Task to carry out:
Below are some records; reproduce every one of them exactly.

>> START Material supplied

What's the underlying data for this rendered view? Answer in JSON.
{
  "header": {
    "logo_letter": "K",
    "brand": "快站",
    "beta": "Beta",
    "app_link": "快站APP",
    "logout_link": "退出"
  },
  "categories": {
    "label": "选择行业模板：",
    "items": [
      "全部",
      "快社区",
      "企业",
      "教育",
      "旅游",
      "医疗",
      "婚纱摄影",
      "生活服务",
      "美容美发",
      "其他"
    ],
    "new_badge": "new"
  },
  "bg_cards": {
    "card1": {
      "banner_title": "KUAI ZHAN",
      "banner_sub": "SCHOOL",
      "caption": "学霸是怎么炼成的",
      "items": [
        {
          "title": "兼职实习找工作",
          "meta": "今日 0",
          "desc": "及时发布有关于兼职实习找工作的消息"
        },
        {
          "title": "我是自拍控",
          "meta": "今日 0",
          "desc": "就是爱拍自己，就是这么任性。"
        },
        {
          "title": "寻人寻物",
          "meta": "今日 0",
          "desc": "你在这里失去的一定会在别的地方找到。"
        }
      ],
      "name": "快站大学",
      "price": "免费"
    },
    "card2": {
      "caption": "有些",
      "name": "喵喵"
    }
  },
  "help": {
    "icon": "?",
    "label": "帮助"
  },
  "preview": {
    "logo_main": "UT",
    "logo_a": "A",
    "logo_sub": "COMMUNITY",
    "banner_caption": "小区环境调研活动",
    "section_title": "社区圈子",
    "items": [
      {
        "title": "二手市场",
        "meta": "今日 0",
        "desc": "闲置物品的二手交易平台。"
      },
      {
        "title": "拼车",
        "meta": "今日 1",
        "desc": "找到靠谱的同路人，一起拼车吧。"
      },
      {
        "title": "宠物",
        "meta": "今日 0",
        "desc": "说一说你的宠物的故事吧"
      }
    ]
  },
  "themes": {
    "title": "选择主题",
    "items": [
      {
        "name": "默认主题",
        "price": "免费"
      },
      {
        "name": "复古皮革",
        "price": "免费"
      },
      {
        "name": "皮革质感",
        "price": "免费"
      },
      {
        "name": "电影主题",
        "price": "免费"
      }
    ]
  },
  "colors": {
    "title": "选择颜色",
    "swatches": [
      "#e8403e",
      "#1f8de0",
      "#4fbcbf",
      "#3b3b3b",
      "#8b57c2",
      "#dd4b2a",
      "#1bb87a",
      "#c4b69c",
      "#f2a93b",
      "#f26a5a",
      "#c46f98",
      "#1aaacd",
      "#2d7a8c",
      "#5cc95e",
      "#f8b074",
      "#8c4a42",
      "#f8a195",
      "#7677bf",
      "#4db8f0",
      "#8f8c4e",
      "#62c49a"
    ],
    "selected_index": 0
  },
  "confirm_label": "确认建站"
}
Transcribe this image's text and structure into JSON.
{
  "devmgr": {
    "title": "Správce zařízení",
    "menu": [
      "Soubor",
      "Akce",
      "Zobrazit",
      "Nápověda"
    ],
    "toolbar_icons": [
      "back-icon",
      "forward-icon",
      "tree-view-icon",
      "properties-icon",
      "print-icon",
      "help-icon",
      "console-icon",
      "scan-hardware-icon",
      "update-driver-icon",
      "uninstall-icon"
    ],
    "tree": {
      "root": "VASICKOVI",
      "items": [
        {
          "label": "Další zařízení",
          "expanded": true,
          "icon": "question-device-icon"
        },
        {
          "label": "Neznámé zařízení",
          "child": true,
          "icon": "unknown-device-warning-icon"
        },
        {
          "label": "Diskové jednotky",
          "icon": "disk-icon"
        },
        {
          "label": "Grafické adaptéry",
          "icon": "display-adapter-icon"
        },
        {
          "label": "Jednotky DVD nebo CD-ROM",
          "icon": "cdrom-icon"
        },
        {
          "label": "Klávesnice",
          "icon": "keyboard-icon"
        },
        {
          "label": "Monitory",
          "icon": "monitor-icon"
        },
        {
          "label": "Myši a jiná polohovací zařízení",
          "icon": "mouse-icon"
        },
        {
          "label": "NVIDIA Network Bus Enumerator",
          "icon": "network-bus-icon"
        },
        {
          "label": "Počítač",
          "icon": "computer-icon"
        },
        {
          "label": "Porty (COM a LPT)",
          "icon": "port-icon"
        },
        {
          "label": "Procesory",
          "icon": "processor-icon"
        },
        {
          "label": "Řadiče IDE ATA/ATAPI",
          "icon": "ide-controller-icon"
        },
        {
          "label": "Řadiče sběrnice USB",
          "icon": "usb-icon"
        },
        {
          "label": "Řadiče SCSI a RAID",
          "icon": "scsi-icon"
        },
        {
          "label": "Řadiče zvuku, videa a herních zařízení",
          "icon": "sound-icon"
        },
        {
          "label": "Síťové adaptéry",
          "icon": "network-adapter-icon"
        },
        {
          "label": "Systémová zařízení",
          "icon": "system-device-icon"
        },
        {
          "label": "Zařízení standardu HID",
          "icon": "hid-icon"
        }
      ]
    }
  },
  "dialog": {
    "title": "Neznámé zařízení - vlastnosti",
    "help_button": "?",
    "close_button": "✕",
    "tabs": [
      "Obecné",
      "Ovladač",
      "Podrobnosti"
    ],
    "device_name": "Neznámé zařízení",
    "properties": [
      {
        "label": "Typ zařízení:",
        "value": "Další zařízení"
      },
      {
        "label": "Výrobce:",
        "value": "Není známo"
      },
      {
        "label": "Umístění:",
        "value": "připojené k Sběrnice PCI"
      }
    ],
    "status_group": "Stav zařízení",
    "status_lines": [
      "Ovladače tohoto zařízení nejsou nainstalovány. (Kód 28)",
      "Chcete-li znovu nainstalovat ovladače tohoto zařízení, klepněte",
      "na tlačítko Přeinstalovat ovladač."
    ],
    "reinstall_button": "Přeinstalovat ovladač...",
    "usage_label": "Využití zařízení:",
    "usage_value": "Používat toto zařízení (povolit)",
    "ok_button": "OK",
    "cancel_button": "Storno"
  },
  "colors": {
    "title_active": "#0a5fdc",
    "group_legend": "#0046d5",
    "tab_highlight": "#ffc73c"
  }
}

>> END Material supplied

Completed task:
What's the underlying data for this rendered view? Answer in JSON.
{
  "header": {
    "logo_letter": "K",
    "brand": "快站",
    "beta": "Beta",
    "app_link": "快站APP",
    "logout_link": "退出"
  },
  "categories": {
    "label": "选择行业模板：",
    "items": [
      "全部",
      "快社区",
      "企业",
      "教育",
      "旅游",
      "医疗",
      "婚纱摄影",
      "生活服务",
      "美容美发",
      "其他"
    ],
    "new_badge": "new"
  },
  "bg_cards": {
    "card1": {
      "banner_title": "KUAI ZHAN",
      "banner_sub": "SCHOOL",
      "caption": "学霸是怎么炼成的",
      "items": [
        {
          "title": "兼职实习找工作",
          "meta": "今日 0",
          "desc": "及时发布有关于兼职实习找工作的消息"
        },
        {
          "title": "我是自拍控",
          "meta": "今日 0",
          "desc": "就是爱拍自己，就是这么任性。"
        },
        {
          "title": "寻人寻物",
          "meta": "今日 0",
          "desc": "你在这里失去的一定会在别的地方找到。"
        }
      ],
      "name": "快站大学",
      "price": "免费"
    },
    "card2": {
      "caption": "有些",
      "name": "喵喵"
    }
  },
  "help": {
    "icon": "?",
    "label": "帮助"
  },
  "preview": {
    "logo_main": "UT",
    "logo_a": "A",
    "logo_sub": "COMMUNITY",
    "banner_caption": "小区环境调研活动",
    "section_title": "社区圈子",
    "items": [
      {
        "title": "二手市场",
        "meta": "今日 0",
        "desc": "闲置物品的二手交易平台。"
      },
      {
        "title": "拼车",
        "meta": "今日 1",
        "desc": "找到靠谱的同路人，一起拼车吧。"
      },
      {
        "title": "宠物",
        "meta": "今日 0",
        "desc": "说一说你的宠物的故事吧"
      }
    ]
  },
  "themes": {
    "title": "选择主题",
    "items": [
      {
        "name": "默认主题",
        "price": "免费"
      },
      {
        "name": "复古皮革",
        "price": "免费"
      },
      {
        "name": "皮革质感",
        "price": "免费"
      },
      {
        "name": "电影主题",
        "price": "免费"
      }
    ]
  },
  "colors": {
    "title": "选择颜色",
    "swatches": [
      "#e8403e",
      "#1f8de0",
      "#4fbcbf",
      "#3b3b3b",
      "#8b57c2",
      "#dd4b2a",
      "#1bb87a",
      "#c4b69c",
      "#f2a93b",
      "#f26a5a",
      "#c46f98",
      "#1aaacd",
      "#2d7a8c",
      "#5cc95e",
      "#f8b074",
      "#8c4a42",
      "#f8a195",
      "#7677bf",
      "#4db8f0",
      "#8f8c4e",
      "#62c49a"
    ],
    "selected_index": 0
  },
  "confirm_label": "确认建站"
}
Transcribe this image's text and structure into JSON.
{
  "devmgr": {
    "title": "Správce zařízení",
    "menu": [
      "Soubor",
      "Akce",
      "Zobrazit",
      "Nápověda"
    ],
    "toolbar_icons": [
      "back-icon",
      "forward-icon",
      "tree-view-icon",
      "properties-icon",
      "print-icon",
      "help-icon",
      "console-icon",
      "scan-hardware-icon",
      "update-driver-icon",
      "uninstall-icon"
    ],
    "tree": {
      "root": "VASICKOVI",
      "items": [
        {
          "label": "Další zařízení",
          "expanded": true,
          "icon": "question-device-icon"
        },
        {
          "label": "Neznámé zařízení",
          "child": true,
          "icon": "unknown-device-warning-icon"
        },
        {
          "label": "Diskové jednotky",
          "icon": "disk-icon"
        },
        {
          "label": "Grafické adaptéry",
          "icon": "display-adapter-icon"
        },
        {
          "label": "Jednotky DVD nebo CD-ROM",
          "icon": "cdrom-icon"
        },
        {
          "label": "Klávesnice",
          "icon": "keyboard-icon"
        },
        {
          "label": "Monitory",
          "icon": "monitor-icon"
        },
        {
          "label": "Myši a jiná polohovací zařízení",
          "icon": "mouse-icon"
        },
        {
          "label": "NVIDIA Network Bus Enumerator",
          "icon": "network-bus-icon"
        },
        {
          "label": "Počítač",
          "icon": "computer-icon"
        },
        {
          "label": "Porty (COM a LPT)",
          "icon": "port-icon"
        },
        {
          "label": "Procesory",
          "icon": "processor-icon"
        },
        {
          "label": "Řadiče IDE ATA/ATAPI",
          "icon": "ide-controller-icon"
        },
        {
          "label": "Řadiče sběrnice USB",
          "icon": "usb-icon"
        },
        {
          "label": "Řadiče SCSI a RAID",
          "icon": "scsi-icon"
        },
        {
          "label": "Řadiče zvuku, videa a herních zařízení",
          "icon": "sound-icon"
        },
        {
          "label": "Síťové adaptéry",
          "icon": "network-adapter-icon"
        },
        {
          "label": "Systémová zařízení",
          "icon": "system-device-icon"
        },
        {
          "label": "Zařízení standardu HID",
          "icon": "hid-icon"
        }
      ]
    }
  },
  "dialog": {
    "title": "Neznámé zařízení - vlastnosti",
    "help_button": "?",
    "close_button": "✕",
    "tabs": [
      "Obecné",
      "Ovladač",
      "Podrobnosti"
    ],
    "device_name": "Neznámé zařízení",
    "properties": [
      {
        "label": "Typ zařízení:",
        "value": "Další zařízení"
      },
      {
        "label": "Výrobce:",
        "value": "Není známo"
      },
      {
        "label": "Umístění:",
        "value": "připojené k Sběrnice PCI"
      }
    ],
    "status_group": "Stav zařízení",
    "status_lines": [
      "Ovladače tohoto zařízení nejsou nainstalovány. (Kód 28)",
      "Chcete-li znovu nainstalovat ovladače tohoto zařízení, klepněte",
      "na tlačítko Přeinstalovat ovladač."
    ],
    "reinstall_button": "Přeinstalovat ovladač...",
    "usage_label": "Využití zařízení:",
    "usage_value": "Používat toto zařízení (povolit)",
    "ok_button": "OK",
    "cancel_button": "Storno"
  },
  "colors": {
    "title_active": "#0a5fdc",
    "group_legend": "#0046d5",
    "tab_highlight": "#ffc73c"
  }
}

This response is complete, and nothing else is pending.